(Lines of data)
----

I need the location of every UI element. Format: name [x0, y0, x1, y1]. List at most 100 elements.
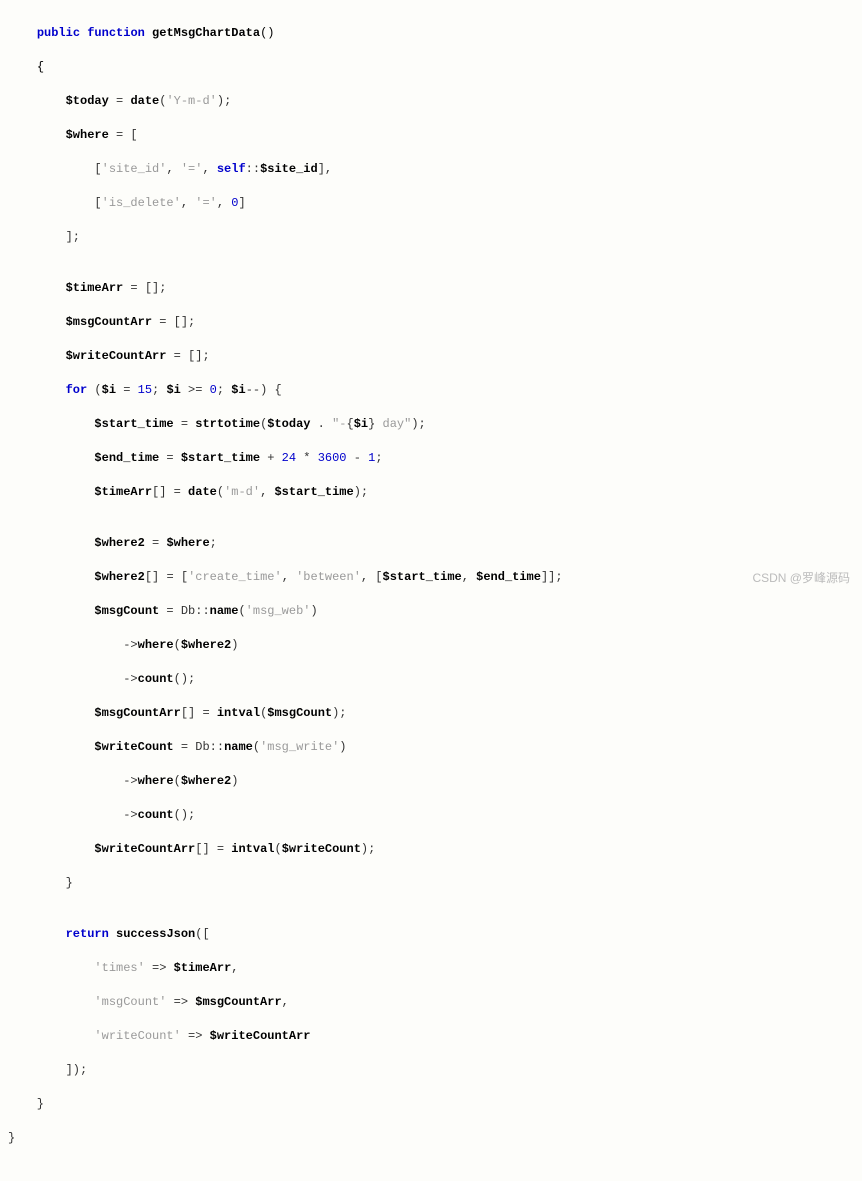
string: '='	[181, 162, 203, 176]
code-line: for ($i = 15; $i >= 0; $i--) {	[8, 382, 858, 399]
watermark-text: CSDN @罗峰源码	[752, 570, 850, 587]
function-call: count	[138, 672, 174, 686]
variable: $msgCount	[267, 706, 332, 720]
variable: $site_id	[260, 162, 318, 176]
number: 0	[210, 383, 217, 397]
string: 'msgCount'	[94, 995, 166, 1009]
variable: $writeCount	[94, 740, 173, 754]
variable: $where	[166, 536, 209, 550]
code-line: }	[8, 1130, 858, 1147]
string: 'create_time'	[188, 570, 282, 584]
variable: $timeArr	[94, 485, 152, 499]
variable: $writeCount	[282, 842, 361, 856]
variable: $writeCountArr	[94, 842, 195, 856]
string: '='	[195, 196, 217, 210]
code-line: ];	[8, 229, 858, 246]
function-call: where	[138, 638, 174, 652]
variable: $writeCountArr	[66, 349, 167, 363]
string: "-	[332, 417, 346, 431]
string: 'is_delete'	[102, 196, 181, 210]
variable: $msgCountArr	[66, 315, 152, 329]
code-line: $timeArr = [];	[8, 280, 858, 297]
code-line: $msgCountArr[] = intval($msgCount);	[8, 705, 858, 722]
function-call: name	[224, 740, 253, 754]
variable: $msgCountArr	[195, 995, 281, 1009]
variable: $where2	[181, 638, 231, 652]
variable: $i	[166, 383, 180, 397]
code-line: 'writeCount' => $writeCountArr	[8, 1028, 858, 1045]
keyword: for	[66, 383, 88, 397]
code-line: ->where($where2)	[8, 637, 858, 654]
keyword: public	[37, 26, 80, 40]
code-line: ['is_delete', '=', 0]	[8, 195, 858, 212]
variable: $start_time	[181, 451, 260, 465]
code-line: $end_time = $start_time + 24 * 3600 - 1;	[8, 450, 858, 467]
variable: $writeCountArr	[210, 1029, 311, 1043]
function-call: date	[130, 94, 159, 108]
variable: $msgCountArr	[94, 706, 180, 720]
variable: $timeArr	[66, 281, 124, 295]
variable: $today	[267, 417, 310, 431]
function-call: count	[138, 808, 174, 822]
string: 'times'	[94, 961, 144, 975]
string: 'writeCount'	[94, 1029, 180, 1043]
code-line: public function getMsgChartData()	[8, 25, 858, 42]
code-line: ]);	[8, 1062, 858, 1079]
function-name: getMsgChartData	[152, 26, 260, 40]
code-line: ->count();	[8, 807, 858, 824]
code-line: $msgCount = Db::name('msg_web')	[8, 603, 858, 620]
parens: ()	[260, 26, 274, 40]
code-line: $writeCountArr[] = intval($writeCount);	[8, 841, 858, 858]
function-call: successJson	[109, 927, 195, 941]
variable: $start_time	[383, 570, 462, 584]
variable: $where2	[181, 774, 231, 788]
keyword: self	[217, 162, 246, 176]
variable: $i	[354, 417, 368, 431]
code-line: $today = date('Y-m-d');	[8, 93, 858, 110]
code-line: return successJson([	[8, 926, 858, 943]
code-line: $msgCountArr = [];	[8, 314, 858, 331]
function-call: date	[188, 485, 217, 499]
string: 'm-d'	[224, 485, 260, 499]
number: 15	[138, 383, 152, 397]
code-line: ->count();	[8, 671, 858, 688]
code-line: }	[8, 875, 858, 892]
string: 'Y-m-d'	[166, 94, 216, 108]
string: 'site_id'	[102, 162, 167, 176]
variable: $start_time	[274, 485, 353, 499]
code-line: $where = [	[8, 127, 858, 144]
string: 'msg_write'	[260, 740, 339, 754]
code-line: $writeCount = Db::name('msg_write')	[8, 739, 858, 756]
variable: $start_time	[94, 417, 173, 431]
code-line: $timeArr[] = date('m-d', $start_time);	[8, 484, 858, 501]
variable: $i	[102, 383, 116, 397]
variable: $where2	[94, 570, 144, 584]
variable: $where	[66, 128, 109, 142]
variable: $where2	[94, 536, 144, 550]
variable: $timeArr	[174, 961, 232, 975]
variable: $i	[231, 383, 245, 397]
string: 'msg_web'	[246, 604, 311, 618]
keyword: return	[66, 927, 109, 941]
code-line: }	[8, 1096, 858, 1113]
code-line: {	[8, 59, 858, 76]
string: 'between'	[296, 570, 361, 584]
brace: {	[37, 60, 44, 74]
code-line: 'times' => $timeArr,	[8, 960, 858, 977]
number: 24	[282, 451, 296, 465]
string: day"	[375, 417, 411, 431]
variable: $today	[66, 94, 109, 108]
function-call: name	[210, 604, 239, 618]
function-call: strtotime	[195, 417, 260, 431]
code-line: $writeCountArr = [];	[8, 348, 858, 365]
code-editor: public function getMsgChartData() { $tod…	[0, 0, 862, 595]
number: 3600	[318, 451, 347, 465]
code-line: ['site_id', '=', self::$site_id],	[8, 161, 858, 178]
variable: $end_time	[476, 570, 541, 584]
function-call: intval	[231, 842, 274, 856]
code-line: ->where($where2)	[8, 773, 858, 790]
code-line: 'msgCount' => $msgCountArr,	[8, 994, 858, 1011]
function-call: where	[138, 774, 174, 788]
keyword: function	[87, 26, 145, 40]
code-line: $start_time = strtotime($today . "-{$i} …	[8, 416, 858, 433]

----

EXERCISE: Swap "variable" for "identifier" in the material, starting at the line that has "162, 203, 176]" and stopping after the line that has "196, 217, 210]", and reproduce only those lines with everything else unchanged.

RESULT OF THE TASK:
string: '='	[181, 162, 203, 176]
code-line: for ($i = 15; $i >= 0; $i--) {	[8, 382, 858, 399]
watermark-text: CSDN @罗峰源码	[752, 570, 850, 587]
function-call: count	[138, 672, 174, 686]
identifier: $msgCount	[267, 706, 332, 720]
identifier: $site_id	[260, 162, 318, 176]
number: 0	[210, 383, 217, 397]
string: 'msgCount'	[94, 995, 166, 1009]
identifier: $writeCount	[94, 740, 173, 754]
identifier: $where	[166, 536, 209, 550]
code-line: }	[8, 1130, 858, 1147]
string: 'create_time'	[188, 570, 282, 584]
identifier: $timeArr	[94, 485, 152, 499]
identifier: $writeCount	[282, 842, 361, 856]
identifier: $writeCountArr	[94, 842, 195, 856]
string: '='	[195, 196, 217, 210]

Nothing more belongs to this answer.